***** Information supplied

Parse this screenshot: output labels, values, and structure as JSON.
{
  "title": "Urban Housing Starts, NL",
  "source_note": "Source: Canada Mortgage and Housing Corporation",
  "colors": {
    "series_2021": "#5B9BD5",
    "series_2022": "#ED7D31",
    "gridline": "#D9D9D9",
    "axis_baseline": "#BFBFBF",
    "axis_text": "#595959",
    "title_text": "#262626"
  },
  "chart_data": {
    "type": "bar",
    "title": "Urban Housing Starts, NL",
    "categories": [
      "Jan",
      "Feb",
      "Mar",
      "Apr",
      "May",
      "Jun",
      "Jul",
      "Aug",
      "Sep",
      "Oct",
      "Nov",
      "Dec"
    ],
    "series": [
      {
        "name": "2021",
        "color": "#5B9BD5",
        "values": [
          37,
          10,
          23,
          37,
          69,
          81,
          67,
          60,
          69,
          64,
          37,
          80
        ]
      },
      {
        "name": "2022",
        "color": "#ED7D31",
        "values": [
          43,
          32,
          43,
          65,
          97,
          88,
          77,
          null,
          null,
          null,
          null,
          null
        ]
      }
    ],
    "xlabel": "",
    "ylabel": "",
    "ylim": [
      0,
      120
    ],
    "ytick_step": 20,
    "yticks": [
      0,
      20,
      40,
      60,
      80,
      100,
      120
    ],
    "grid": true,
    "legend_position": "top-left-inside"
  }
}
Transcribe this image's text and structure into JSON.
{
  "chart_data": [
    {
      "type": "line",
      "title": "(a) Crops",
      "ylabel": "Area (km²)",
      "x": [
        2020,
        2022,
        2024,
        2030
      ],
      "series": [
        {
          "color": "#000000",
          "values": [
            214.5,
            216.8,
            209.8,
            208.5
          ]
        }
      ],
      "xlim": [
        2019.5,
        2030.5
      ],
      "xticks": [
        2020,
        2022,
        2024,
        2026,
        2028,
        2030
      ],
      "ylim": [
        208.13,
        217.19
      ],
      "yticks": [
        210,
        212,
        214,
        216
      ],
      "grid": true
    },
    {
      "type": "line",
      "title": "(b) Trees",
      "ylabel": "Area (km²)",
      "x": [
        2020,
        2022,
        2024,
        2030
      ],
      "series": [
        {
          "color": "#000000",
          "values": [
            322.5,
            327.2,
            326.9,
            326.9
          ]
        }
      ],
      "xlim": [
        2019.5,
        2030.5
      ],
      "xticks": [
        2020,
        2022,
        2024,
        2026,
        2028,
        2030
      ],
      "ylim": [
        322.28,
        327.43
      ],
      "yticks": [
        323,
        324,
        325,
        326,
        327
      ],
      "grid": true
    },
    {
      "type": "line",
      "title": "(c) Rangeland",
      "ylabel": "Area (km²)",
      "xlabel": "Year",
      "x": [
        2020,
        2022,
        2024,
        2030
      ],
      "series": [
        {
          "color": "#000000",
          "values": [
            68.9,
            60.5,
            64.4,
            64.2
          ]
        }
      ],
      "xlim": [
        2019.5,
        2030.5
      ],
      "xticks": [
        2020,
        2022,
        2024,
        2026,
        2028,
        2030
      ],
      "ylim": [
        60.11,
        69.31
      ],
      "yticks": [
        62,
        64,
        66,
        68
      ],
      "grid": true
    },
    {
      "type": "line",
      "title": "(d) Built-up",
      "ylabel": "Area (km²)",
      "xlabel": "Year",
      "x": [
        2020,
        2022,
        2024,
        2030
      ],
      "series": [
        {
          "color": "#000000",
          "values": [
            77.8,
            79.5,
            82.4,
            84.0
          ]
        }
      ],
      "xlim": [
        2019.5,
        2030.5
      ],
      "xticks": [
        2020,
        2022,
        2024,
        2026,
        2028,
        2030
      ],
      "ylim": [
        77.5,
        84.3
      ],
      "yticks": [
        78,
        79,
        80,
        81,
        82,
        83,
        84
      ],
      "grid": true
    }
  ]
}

**********

#### [Problem to solve]
Please set down the whole listing above without altering a single line.

#### [Written solution]
Parse this screenshot: output labels, values, and structure as JSON.
{
  "title": "Urban Housing Starts, NL",
  "source_note": "Source: Canada Mortgage and Housing Corporation",
  "colors": {
    "series_2021": "#5B9BD5",
    "series_2022": "#ED7D31",
    "gridline": "#D9D9D9",
    "axis_baseline": "#BFBFBF",
    "axis_text": "#595959",
    "title_text": "#262626"
  },
  "chart_data": {
    "type": "bar",
    "title": "Urban Housing Starts, NL",
    "categories": [
      "Jan",
      "Feb",
      "Mar",
      "Apr",
      "May",
      "Jun",
      "Jul",
      "Aug",
      "Sep",
      "Oct",
      "Nov",
      "Dec"
    ],
    "series": [
      {
        "name": "2021",
        "color": "#5B9BD5",
        "values": [
          37,
          10,
          23,
          37,
          69,
          81,
          67,
          60,
          69,
          64,
          37,
          80
        ]
      },
      {
        "name": "2022",
        "color": "#ED7D31",
        "values": [
          43,
          32,
          43,
          65,
          97,
          88,
          77,
          null,
          null,
          null,
          null,
          null
        ]
      }
    ],
    "xlabel": "",
    "ylabel": "",
    "ylim": [
      0,
      120
    ],
    "ytick_step": 20,
    "yticks": [
      0,
      20,
      40,
      60,
      80,
      100,
      120
    ],
    "grid": true,
    "legend_position": "top-left-inside"
  }
}
Transcribe this image's text and structure into JSON.
{
  "chart_data": [
    {
      "type": "line",
      "title": "(a) Crops",
      "ylabel": "Area (km²)",
      "x": [
        2020,
        2022,
        2024,
        2030
      ],
      "series": [
        {
          "color": "#000000",
          "values": [
            214.5,
            216.8,
            209.8,
            208.5
          ]
        }
      ],
      "xlim": [
        2019.5,
        2030.5
      ],
      "xticks": [
        2020,
        2022,
        2024,
        2026,
        2028,
        2030
      ],
      "ylim": [
        208.13,
        217.19
      ],
      "yticks": [
        210,
        212,
        214,
        216
      ],
      "grid": true
    },
    {
      "type": "line",
      "title": "(b) Trees",
      "ylabel": "Area (km²)",
      "x": [
        2020,
        2022,
        2024,
        2030
      ],
      "series": [
        {
          "color": "#000000",
          "values": [
            322.5,
            327.2,
            326.9,
            326.9
          ]
        }
      ],
      "xlim": [
        2019.5,
        2030.5
      ],
      "xticks": [
        2020,
        2022,
        2024,
        2026,
        2028,
        2030
      ],
      "ylim": [
        322.28,
        327.43
      ],
      "yticks": [
        323,
        324,
        325,
        326,
        327
      ],
      "grid": true
    },
    {
      "type": "line",
      "title": "(c) Rangeland",
      "ylabel": "Area (km²)",
      "xlabel": "Year",
      "x": [
        2020,
        2022,
        2024,
        2030
      ],
      "series": [
        {
          "color": "#000000",
          "values": [
            68.9,
            60.5,
            64.4,
            64.2
          ]
        }
      ],
      "xlim": [
        2019.5,
        2030.5
      ],
      "xticks": [
        2020,
        2022,
        2024,
        2026,
        2028,
        2030
      ],
      "ylim": [
        60.11,
        69.31
      ],
      "yticks": [
        62,
        64,
        66,
        68
      ],
      "grid": true
    },
    {
      "type": "line",
      "title": "(d) Built-up",
      "ylabel": "Area (km²)",
      "xlabel": "Year",
      "x": [
        2020,
        2022,
        2024,
        2030
      ],
      "series": [
        {
          "color": "#000000",
          "values": [
            77.8,
            79.5,
            82.4,
            84.0
          ]
        }
      ],
      "xlim": [
        2019.5,
        2030.5
      ],
      "xticks": [
        2020,
        2022,
        2024,
        2026,
        2028,
        2030
      ],
      "ylim": [
        77.5,
        84.3
      ],
      "yticks": [
        78,
        79,
        80,
        81,
        82,
        83,
        84
      ],
      "grid": true
    }
  ]
}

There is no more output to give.